→ **WHAT IS ASKED**
Repeat the records word for word, excluding any picture.

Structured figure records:
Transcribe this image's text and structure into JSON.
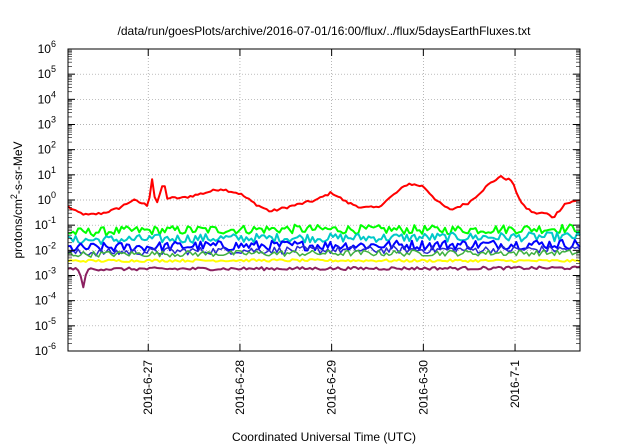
{
  "chart_data": {
    "type": "line",
    "title": "/data/run/goesPlots/archive/2016-07-01/16:00/flux/../flux/5daysEarthFluxes.txt",
    "xlabel": "Coordinated Universal Time (UTC)",
    "ylabel_parts": {
      "base": "protons/cm",
      "sup": "2",
      "rest": "-s-sr-MeV"
    },
    "y_scale": "log",
    "ylim_exp": [
      -6,
      6
    ],
    "y_tick_exponents": [
      -6,
      -5,
      -4,
      -3,
      -2,
      -1,
      0,
      1,
      2,
      3,
      4,
      5,
      6
    ],
    "y_tick_base": "10",
    "xlim": [
      "2016-06-26 03:00",
      "2016-07-01 17:00"
    ],
    "x_ticks": [
      {
        "label": "2016-6-27",
        "t": "2016-06-27 00:00"
      },
      {
        "label": "2016-6-28",
        "t": "2016-06-28 00:00"
      },
      {
        "label": "2016-6-29",
        "t": "2016-06-29 00:00"
      },
      {
        "label": "2016-6-30",
        "t": "2016-06-30 00:00"
      },
      {
        "label": "2016-7-1",
        "t": "2016-07-01 00:00"
      }
    ],
    "grid": true,
    "legend": "none",
    "series": [
      {
        "color": "#ff0000",
        "width": 2,
        "noise": 0.05,
        "points": [
          [
            "2016-06-26 03:00",
            0.55
          ],
          [
            "2016-06-26 05:00",
            0.35
          ],
          [
            "2016-06-26 08:00",
            0.25
          ],
          [
            "2016-06-26 12:00",
            0.3
          ],
          [
            "2016-06-26 16:00",
            0.45
          ],
          [
            "2016-06-26 20:00",
            1.0
          ],
          [
            "2016-06-27 00:00",
            0.6
          ],
          [
            "2016-06-27 01:00",
            7.0
          ],
          [
            "2016-06-27 02:00",
            0.6
          ],
          [
            "2016-06-27 03:00",
            1.5
          ],
          [
            "2016-06-27 04:00",
            5.5
          ],
          [
            "2016-06-27 05:00",
            1.2
          ],
          [
            "2016-06-27 09:00",
            1.2
          ],
          [
            "2016-06-27 14:00",
            1.8
          ],
          [
            "2016-06-27 19:00",
            2.8
          ],
          [
            "2016-06-28 00:00",
            1.8
          ],
          [
            "2016-06-28 04:00",
            0.7
          ],
          [
            "2016-06-28 08:00",
            0.35
          ],
          [
            "2016-06-28 14:00",
            0.6
          ],
          [
            "2016-06-28 20:00",
            1.0
          ],
          [
            "2016-06-29 00:00",
            2.0
          ],
          [
            "2016-06-29 04:00",
            0.8
          ],
          [
            "2016-06-29 08:00",
            0.5
          ],
          [
            "2016-06-29 12:00",
            0.5
          ],
          [
            "2016-06-29 16:00",
            1.5
          ],
          [
            "2016-06-29 20:00",
            4.5
          ],
          [
            "2016-06-30 00:00",
            3.5
          ],
          [
            "2016-06-30 04:00",
            0.8
          ],
          [
            "2016-06-30 07:00",
            0.4
          ],
          [
            "2016-06-30 12:00",
            0.8
          ],
          [
            "2016-06-30 17:00",
            4.0
          ],
          [
            "2016-06-30 20:00",
            8.5
          ],
          [
            "2016-06-30 23:00",
            6.0
          ],
          [
            "2016-07-01 02:00",
            0.6
          ],
          [
            "2016-07-01 05:00",
            0.3
          ],
          [
            "2016-07-01 08:00",
            0.3
          ],
          [
            "2016-07-01 10:00",
            0.2
          ],
          [
            "2016-07-01 13:00",
            0.7
          ],
          [
            "2016-07-01 17:00",
            1.0
          ]
        ]
      },
      {
        "color": "#00ff00",
        "width": 2,
        "noise": 0.18,
        "points": [
          [
            "2016-06-26 03:00",
            0.05
          ],
          [
            "2016-06-26 18:00",
            0.06
          ],
          [
            "2016-06-28 12:00",
            0.07
          ],
          [
            "2016-06-30 06:00",
            0.065
          ],
          [
            "2016-07-01 17:00",
            0.075
          ]
        ]
      },
      {
        "color": "#00c8c8",
        "width": 2,
        "noise": 0.18,
        "points": [
          [
            "2016-06-26 03:00",
            0.025
          ],
          [
            "2016-06-27 12:00",
            0.03
          ],
          [
            "2016-06-29 12:00",
            0.032
          ],
          [
            "2016-07-01 17:00",
            0.035
          ]
        ]
      },
      {
        "color": "#0000ff",
        "width": 2,
        "noise": 0.2,
        "points": [
          [
            "2016-06-26 03:00",
            0.012
          ],
          [
            "2016-06-27 12:00",
            0.015
          ],
          [
            "2016-06-29 12:00",
            0.016
          ],
          [
            "2016-07-01 17:00",
            0.018
          ]
        ]
      },
      {
        "color": "#2a2ad0",
        "width": 1.5,
        "noise": 0.15,
        "points": [
          [
            "2016-06-26 03:00",
            0.008
          ],
          [
            "2016-06-28 00:00",
            0.01
          ],
          [
            "2016-07-01 17:00",
            0.011
          ]
        ]
      },
      {
        "color": "#40b040",
        "width": 1.5,
        "noise": 0.12,
        "points": [
          [
            "2016-06-26 03:00",
            0.007
          ],
          [
            "2016-06-28 00:00",
            0.0075
          ],
          [
            "2016-07-01 17:00",
            0.008
          ]
        ]
      },
      {
        "color": "#ffff00",
        "width": 2,
        "noise": 0.05,
        "points": [
          [
            "2016-06-26 03:00",
            0.0038
          ],
          [
            "2016-06-28 00:00",
            0.004
          ],
          [
            "2016-07-01 17:00",
            0.0038
          ]
        ]
      },
      {
        "color": "#8b2060",
        "width": 2,
        "noise": 0.06,
        "points": [
          [
            "2016-06-26 03:00",
            0.0018
          ],
          [
            "2016-06-26 06:00",
            0.0018
          ],
          [
            "2016-06-26 07:00",
            0.0003
          ],
          [
            "2016-06-26 08:00",
            0.0018
          ],
          [
            "2016-07-01 17:00",
            0.002
          ]
        ]
      }
    ]
  }
}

→ **REPLY TO THE TASK**
Transcribe this image's text and structure into JSON.
{
  "chart_data": {
    "type": "line",
    "title": "/data/run/goesPlots/archive/2016-07-01/16:00/flux/../flux/5daysEarthFluxes.txt",
    "xlabel": "Coordinated Universal Time (UTC)",
    "ylabel_parts": {
      "base": "protons/cm",
      "sup": "2",
      "rest": "-s-sr-MeV"
    },
    "y_scale": "log",
    "ylim_exp": [
      -6,
      6
    ],
    "y_tick_exponents": [
      -6,
      -5,
      -4,
      -3,
      -2,
      -1,
      0,
      1,
      2,
      3,
      4,
      5,
      6
    ],
    "y_tick_base": "10",
    "xlim": [
      "2016-06-26 03:00",
      "2016-07-01 17:00"
    ],
    "x_ticks": [
      {
        "label": "2016-6-27",
        "t": "2016-06-27 00:00"
      },
      {
        "label": "2016-6-28",
        "t": "2016-06-28 00:00"
      },
      {
        "label": "2016-6-29",
        "t": "2016-06-29 00:00"
      },
      {
        "label": "2016-6-30",
        "t": "2016-06-30 00:00"
      },
      {
        "label": "2016-7-1",
        "t": "2016-07-01 00:00"
      }
    ],
    "grid": true,
    "legend": "none",
    "series": [
      {
        "color": "#ff0000",
        "width": 2,
        "noise": 0.05,
        "points": [
          [
            "2016-06-26 03:00",
            0.55
          ],
          [
            "2016-06-26 05:00",
            0.35
          ],
          [
            "2016-06-26 08:00",
            0.25
          ],
          [
            "2016-06-26 12:00",
            0.3
          ],
          [
            "2016-06-26 16:00",
            0.45
          ],
          [
            "2016-06-26 20:00",
            1.0
          ],
          [
            "2016-06-27 00:00",
            0.6
          ],
          [
            "2016-06-27 01:00",
            7.0
          ],
          [
            "2016-06-27 02:00",
            0.6
          ],
          [
            "2016-06-27 03:00",
            1.5
          ],
          [
            "2016-06-27 04:00",
            5.5
          ],
          [
            "2016-06-27 05:00",
            1.2
          ],
          [
            "2016-06-27 09:00",
            1.2
          ],
          [
            "2016-06-27 14:00",
            1.8
          ],
          [
            "2016-06-27 19:00",
            2.8
          ],
          [
            "2016-06-28 00:00",
            1.8
          ],
          [
            "2016-06-28 04:00",
            0.7
          ],
          [
            "2016-06-28 08:00",
            0.35
          ],
          [
            "2016-06-28 14:00",
            0.6
          ],
          [
            "2016-06-28 20:00",
            1.0
          ],
          [
            "2016-06-29 00:00",
            2.0
          ],
          [
            "2016-06-29 04:00",
            0.8
          ],
          [
            "2016-06-29 08:00",
            0.5
          ],
          [
            "2016-06-29 12:00",
            0.5
          ],
          [
            "2016-06-29 16:00",
            1.5
          ],
          [
            "2016-06-29 20:00",
            4.5
          ],
          [
            "2016-06-30 00:00",
            3.5
          ],
          [
            "2016-06-30 04:00",
            0.8
          ],
          [
            "2016-06-30 07:00",
            0.4
          ],
          [
            "2016-06-30 12:00",
            0.8
          ],
          [
            "2016-06-30 17:00",
            4.0
          ],
          [
            "2016-06-30 20:00",
            8.5
          ],
          [
            "2016-06-30 23:00",
            6.0
          ],
          [
            "2016-07-01 02:00",
            0.6
          ],
          [
            "2016-07-01 05:00",
            0.3
          ],
          [
            "2016-07-01 08:00",
            0.3
          ],
          [
            "2016-07-01 10:00",
            0.2
          ],
          [
            "2016-07-01 13:00",
            0.7
          ],
          [
            "2016-07-01 17:00",
            1.0
          ]
        ]
      },
      {
        "color": "#00ff00",
        "width": 2,
        "noise": 0.18,
        "points": [
          [
            "2016-06-26 03:00",
            0.05
          ],
          [
            "2016-06-26 18:00",
            0.06
          ],
          [
            "2016-06-28 12:00",
            0.07
          ],
          [
            "2016-06-30 06:00",
            0.065
          ],
          [
            "2016-07-01 17:00",
            0.075
          ]
        ]
      },
      {
        "color": "#00c8c8",
        "width": 2,
        "noise": 0.18,
        "points": [
          [
            "2016-06-26 03:00",
            0.025
          ],
          [
            "2016-06-27 12:00",
            0.03
          ],
          [
            "2016-06-29 12:00",
            0.032
          ],
          [
            "2016-07-01 17:00",
            0.035
          ]
        ]
      },
      {
        "color": "#0000ff",
        "width": 2,
        "noise": 0.2,
        "points": [
          [
            "2016-06-26 03:00",
            0.012
          ],
          [
            "2016-06-27 12:00",
            0.015
          ],
          [
            "2016-06-29 12:00",
            0.016
          ],
          [
            "2016-07-01 17:00",
            0.018
          ]
        ]
      },
      {
        "color": "#2a2ad0",
        "width": 1.5,
        "noise": 0.15,
        "points": [
          [
            "2016-06-26 03:00",
            0.008
          ],
          [
            "2016-06-28 00:00",
            0.01
          ],
          [
            "2016-07-01 17:00",
            0.011
          ]
        ]
      },
      {
        "color": "#40b040",
        "width": 1.5,
        "noise": 0.12,
        "points": [
          [
            "2016-06-26 03:00",
            0.007
          ],
          [
            "2016-06-28 00:00",
            0.0075
          ],
          [
            "2016-07-01 17:00",
            0.008
          ]
        ]
      },
      {
        "color": "#ffff00",
        "width": 2,
        "noise": 0.05,
        "points": [
          [
            "2016-06-26 03:00",
            0.0038
          ],
          [
            "2016-06-28 00:00",
            0.004
          ],
          [
            "2016-07-01 17:00",
            0.0038
          ]
        ]
      },
      {
        "color": "#8b2060",
        "width": 2,
        "noise": 0.06,
        "points": [
          [
            "2016-06-26 03:00",
            0.0018
          ],
          [
            "2016-06-26 06:00",
            0.0018
          ],
          [
            "2016-06-26 07:00",
            0.0003
          ],
          [
            "2016-06-26 08:00",
            0.0018
          ],
          [
            "2016-07-01 17:00",
            0.002
          ]
        ]
      }
    ]
  }
}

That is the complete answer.